■ Available records ■
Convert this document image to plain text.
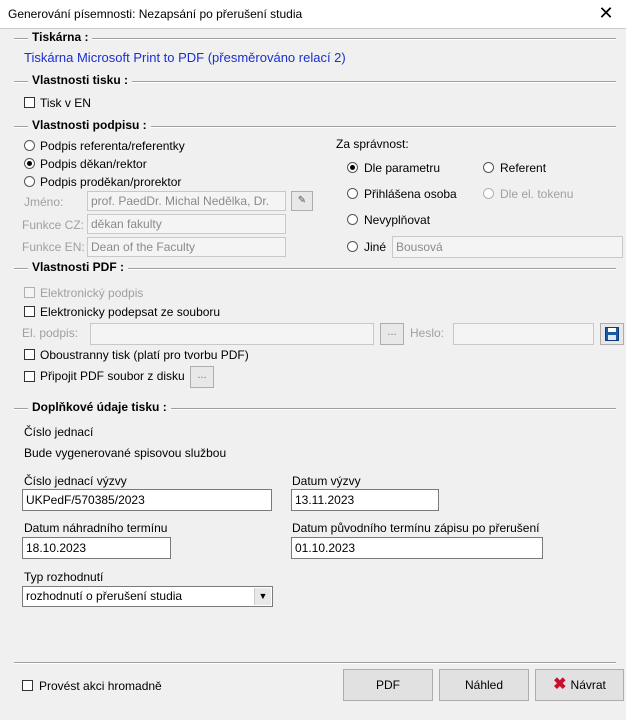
Generování písemnosti: Nezapsání po přerušení studia	✕
Tiskárna :
Tiskárna Microsoft Print to PDF (přesměrováno relací 2)
Vlastnosti tisku :
Tisk v EN
Vlastnosti podpisu :
Podpis referenta/referentky
Podpis děkan/rektor
Podpis proděkan/prorektor
Jméno:	prof. PaedDr. Michal Nedělka, Dr.	✎
Funkce CZ: děkan fakulty
Funkce EN: Dean of the Faculty
Za správnost:
Dle parametru	Referent
Přihlášena osoba	Dle el. tokenu
Nevyplňovat
Jiné Bousová
Vlastnosti PDF :
Elektronický podpis
Elektronicky podepsat ze souboru
El. podpis:	...	Heslo:
Oboustranny tisk (platí pro tvorbu PDF)
Připojit PDF soubor z disku	...
Doplňkové údaje tisku :
Číslo jednací
Bude vygenerované spisovou službou
Číslo jednací výzvy
UKPedF/570385/2023
Datum výzvy
13.11.2023
Datum náhradního termínu
18.10.2023
Datum původního termínu zápisu po přerušení
01.10.2023
Typ rozhodnutí
rozhodnutí o přerušení studia	▼
Provést akci hromadně	PDF	Náhled	✖ Návrat
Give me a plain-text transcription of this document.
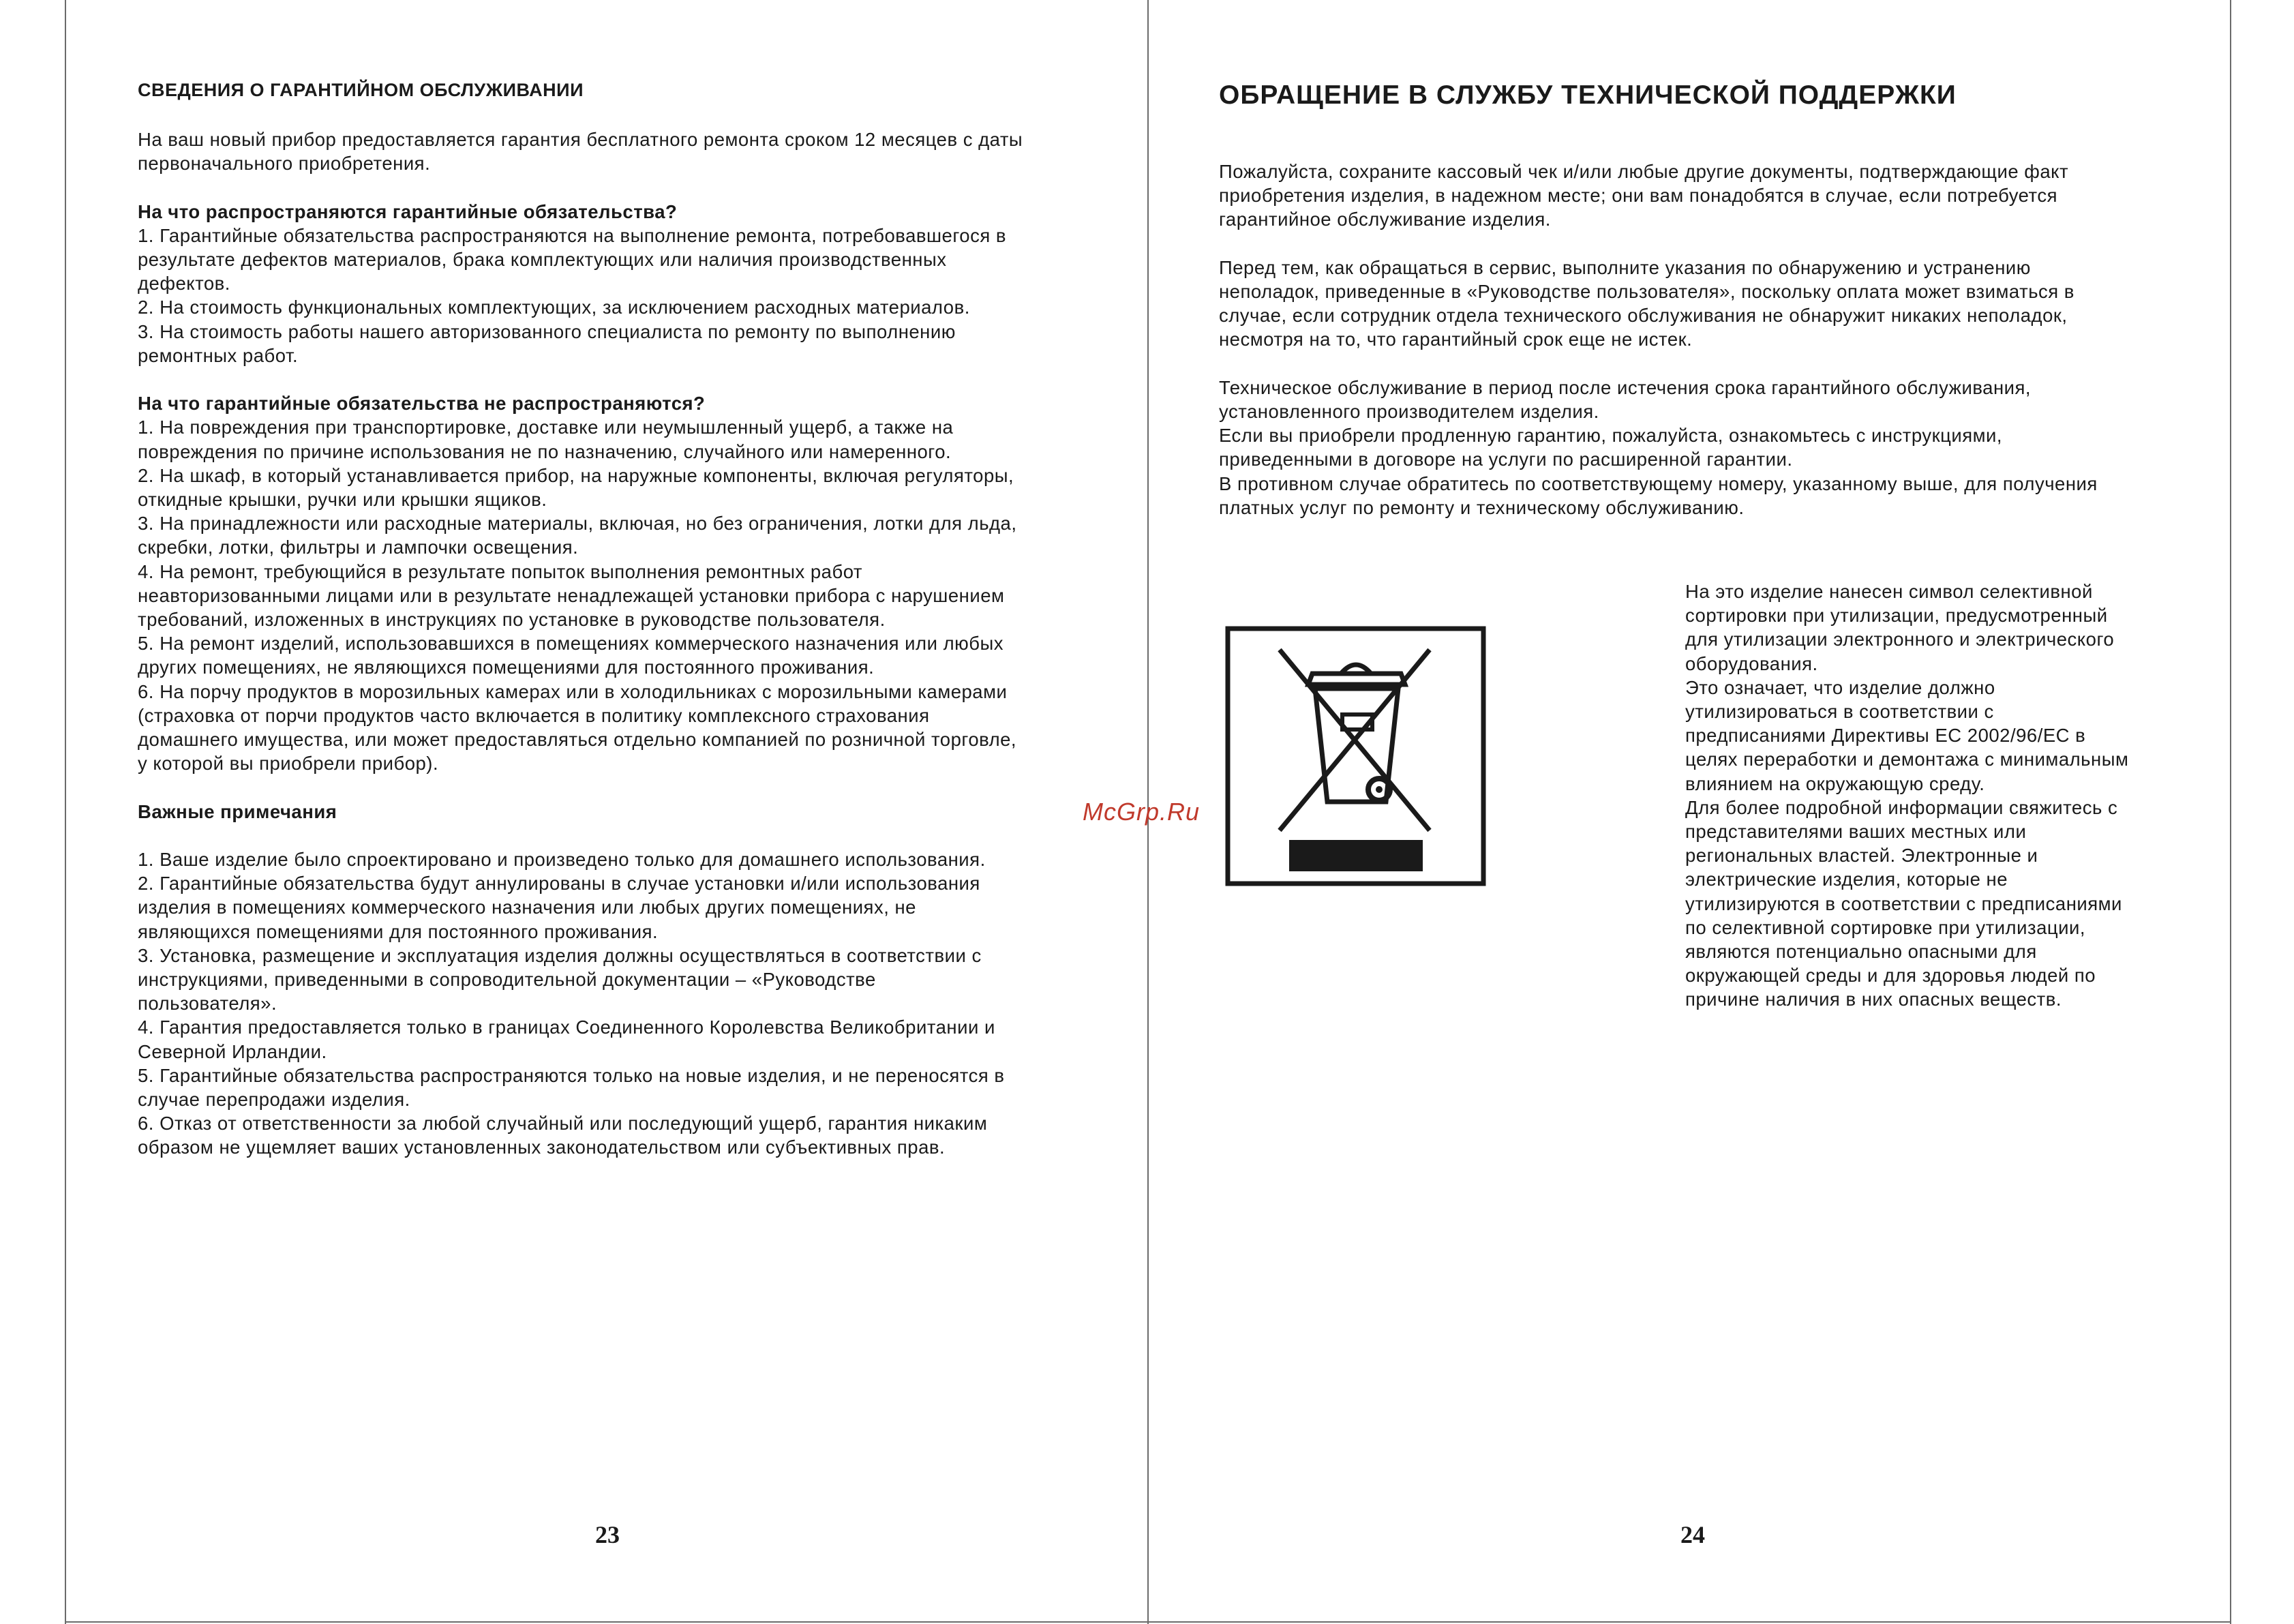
СВЕДЕНИЯ О ГАРАНТИЙНОМ ОБСЛУЖИВАНИИ
На ваш новый прибор предоставляется гарантия бесплатного ремонта сроком 12 месяцев с даты
первоначального приобретения.
На что распространяются гарантийные обязательства?
1. Гарантийные обязательства распространяются на выполнение ремонта, потребовавшегося в
результате дефектов материалов, брака комплектующих или наличия производственных
дефектов.
2. На стоимость функциональных комплектующих, за исключением расходных материалов.
3. На стоимость работы нашего авторизованного специалиста по ремонту по выполнению
ремонтных работ.
На что гарантийные обязательства не распространяются?
1. На повреждения при транспортировке, доставке или неумышленный ущерб, а также на
повреждения по причине использования не по назначению, случайного или намеренного.
2. На шкаф, в который устанавливается прибор, на наружные компоненты, включая регуляторы,
откидные крышки, ручки или крышки ящиков.
3. На принадлежности или расходные материалы, включая, но без ограничения, лотки для льда,
скребки, лотки, фильтры и лампочки освещения.
4. На ремонт, требующийся в результате попыток выполнения ремонтных работ
неавторизованными лицами или в результате ненадлежащей установки прибора с нарушением
требований, изложенных в инструкциях по установке в руководстве пользователя.
5. На ремонт изделий, использовавшихся в помещениях коммерческого назначения или любых
других помещениях, не являющихся помещениями для постоянного проживания.
6. На порчу продуктов в морозильных камерах или в холодильниках с морозильными камерами
(страховка от порчи продуктов часто включается в политику комплексного страхования
домашнего имущества, или может предоставляться отдельно компанией по розничной торговле,
у которой вы приобрели прибор).
Важные примечания
1. Ваше изделие было спроектировано и произведено только для домашнего использования.
2. Гарантийные обязательства будут аннулированы в случае установки и/или использования
изделия в помещениях коммерческого назначения или любых других помещениях, не
являющихся помещениями для постоянного проживания.
3. Установка, размещение и эксплуатация изделия должны осуществляться в соответствии с
инструкциями, приведенными в сопроводительной документации – «Руководстве
пользователя».
4. Гарантия предоставляется только в границах Соединенного Королевства Великобритании и
Северной Ирландии.
5. Гарантийные обязательства распространяются только на новые изделия, и не переносятся в
случае перепродажи изделия.
6. Отказ от ответственности за любой случайный или последующий ущерб, гарантия никаким
образом не ущемляет ваших установленных законодательством или субъективных прав.
23
McGrp.Ru
ОБРАЩЕНИЕ В СЛУЖБУ ТЕХНИЧЕСКОЙ ПОДДЕРЖКИ
Пожалуйста, сохраните кассовый чек и/или любые другие документы, подтверждающие факт
приобретения изделия, в надежном месте; они вам понадобятся в случае, если потребуется
гарантийное обслуживание изделия.
Перед тем, как обращаться в сервис, выполните указания по обнаружению и устранению
неполадок, приведенные в «Руководстве пользователя», поскольку оплата может взиматься в
случае, если сотрудник отдела технического обслуживания не обнаружит никаких неполадок,
несмотря на то, что гарантийный срок еще не истек.
Техническое обслуживание в период после истечения срока гарантийного обслуживания,
установленного производителем изделия.
Если вы приобрели продленную гарантию, пожалуйста, ознакомьтесь с инструкциями,
приведенными в договоре на услуги по расширенной гарантии.
В противном случае обратитесь по соответствующему номеру, указанному выше, для получения
платных услуг по ремонту и техническому обслуживанию.
На это изделие нанесен символ селективной
сортировки при утилизации, предусмотренный
для утилизации электронного и электрического
оборудования.
Это означает, что изделие должно
утилизироваться в соответствии с
предписаниями Директивы ЕС 2002/96/ЕС в
целях переработки и демонтажа с минимальным
влиянием на окружающую среду.
Для более подробной информации свяжитесь с
представителями ваших местных или
региональных властей. Электронные и
электрические изделия, которые не
утилизируются в соответствии с предписаниями
по селективной сортировке при утилизации,
являются потенциально опасными для
окружающей среды и для здоровья людей по
причине наличия в них опасных веществ.
24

■ Task requirements ■
Write out the entries above verbatim; the pictures do not belong in your copy.

■ Final result ■
Convert this document image to plain text.
Generování písemnosti: Nezapsání po přerušení studia	✕
Tiskárna :
Tiskárna Microsoft Print to PDF (přesměrováno relací 2)
Vlastnosti tisku :
Tisk v EN
Vlastnosti podpisu :
Podpis referenta/referentky
Podpis děkan/rektor
Podpis proděkan/prorektor
Jméno:	prof. PaedDr. Michal Nedělka, Dr.	✎
Funkce CZ: děkan fakulty
Funkce EN: Dean of the Faculty
Za správnost:
Dle parametru	Referent
Přihlášena osoba	Dle el. tokenu
Nevyplňovat
Jiné Bousová
Vlastnosti PDF :
Elektronický podpis
Elektronicky podepsat ze souboru
El. podpis:	...	Heslo:
Oboustranny tisk (platí pro tvorbu PDF)
Připojit PDF soubor z disku	...
Doplňkové údaje tisku :
Číslo jednací
Bude vygenerované spisovou službou
Číslo jednací výzvy
UKPedF/570385/2023
Datum výzvy
13.11.2023
Datum náhradního termínu
18.10.2023
Datum původního termínu zápisu po přerušení
01.10.2023
Typ rozhodnutí
rozhodnutí o přerušení studia	▼
Provést akci hromadně	PDF	Náhled	✖ Návrat
Give me a plain-text transcription of this document.
СВЕДЕНИЯ О ГАРАНТИЙНОМ ОБСЛУЖИВАНИИ
На ваш новый прибор предоставляется гарантия бесплатного ремонта сроком 12 месяцев с даты
первоначального приобретения.
На что распространяются гарантийные обязательства?
1. Гарантийные обязательства распространяются на выполнение ремонта, потребовавшегося в
результате дефектов материалов, брака комплектующих или наличия производственных
дефектов.
2. На стоимость функциональных комплектующих, за исключением расходных материалов.
3. На стоимость работы нашего авторизованного специалиста по ремонту по выполнению
ремонтных работ.
На что гарантийные обязательства не распространяются?
1. На повреждения при транспортировке, доставке или неумышленный ущерб, а также на
повреждения по причине использования не по назначению, случайного или намеренного.
2. На шкаф, в который устанавливается прибор, на наружные компоненты, включая регуляторы,
откидные крышки, ручки или крышки ящиков.
3. На принадлежности или расходные материалы, включая, но без ограничения, лотки для льда,
скребки, лотки, фильтры и лампочки освещения.
4. На ремонт, требующийся в результате попыток выполнения ремонтных работ
неавторизованными лицами или в результате ненадлежащей установки прибора с нарушением
требований, изложенных в инструкциях по установке в руководстве пользователя.
5. На ремонт изделий, использовавшихся в помещениях коммерческого назначения или любых
других помещениях, не являющихся помещениями для постоянного проживания.
6. На порчу продуктов в морозильных камерах или в холодильниках с морозильными камерами
(страховка от порчи продуктов часто включается в политику комплексного страхования
домашнего имущества, или может предоставляться отдельно компанией по розничной торговле,
у которой вы приобрели прибор).
Важные примечания
1. Ваше изделие было спроектировано и произведено только для домашнего использования.
2. Гарантийные обязательства будут аннулированы в случае установки и/или использования
изделия в помещениях коммерческого назначения или любых других помещениях, не
являющихся помещениями для постоянного проживания.
3. Установка, размещение и эксплуатация изделия должны осуществляться в соответствии с
инструкциями, приведенными в сопроводительной документации – «Руководстве
пользователя».
4. Гарантия предоставляется только в границах Соединенного Королевства Великобритании и
Северной Ирландии.
5. Гарантийные обязательства распространяются только на новые изделия, и не переносятся в
случае перепродажи изделия.
6. Отказ от ответственности за любой случайный или последующий ущерб, гарантия никаким
образом не ущемляет ваших установленных законодательством или субъективных прав.
23
McGrp.Ru
ОБРАЩЕНИЕ В СЛУЖБУ ТЕХНИЧЕСКОЙ ПОДДЕРЖКИ
Пожалуйста, сохраните кассовый чек и/или любые другие документы, подтверждающие факт
приобретения изделия, в надежном месте; они вам понадобятся в случае, если потребуется
гарантийное обслуживание изделия.
Перед тем, как обращаться в сервис, выполните указания по обнаружению и устранению
неполадок, приведенные в «Руководстве пользователя», поскольку оплата может взиматься в
случае, если сотрудник отдела технического обслуживания не обнаружит никаких неполадок,
несмотря на то, что гарантийный срок еще не истек.
Техническое обслуживание в период после истечения срока гарантийного обслуживания,
установленного производителем изделия.
Если вы приобрели продленную гарантию, пожалуйста, ознакомьтесь с инструкциями,
приведенными в договоре на услуги по расширенной гарантии.
В противном случае обратитесь по соответствующему номеру, указанному выше, для получения
платных услуг по ремонту и техническому обслуживанию.
На это изделие нанесен символ селективной
сортировки при утилизации, предусмотренный
для утилизации электронного и электрического
оборудования.
Это означает, что изделие должно
утилизироваться в соответствии с
предписаниями Директивы ЕС 2002/96/ЕС в
целях переработки и демонтажа с минимальным
влиянием на окружающую среду.
Для более подробной информации свяжитесь с
представителями ваших местных или
региональных властей. Электронные и
электрические изделия, которые не
утилизируются в соответствии с предписаниями
по селективной сортировке при утилизации,
являются потенциально опасными для
окружающей среды и для здоровья людей по
причине наличия в них опасных веществ.
24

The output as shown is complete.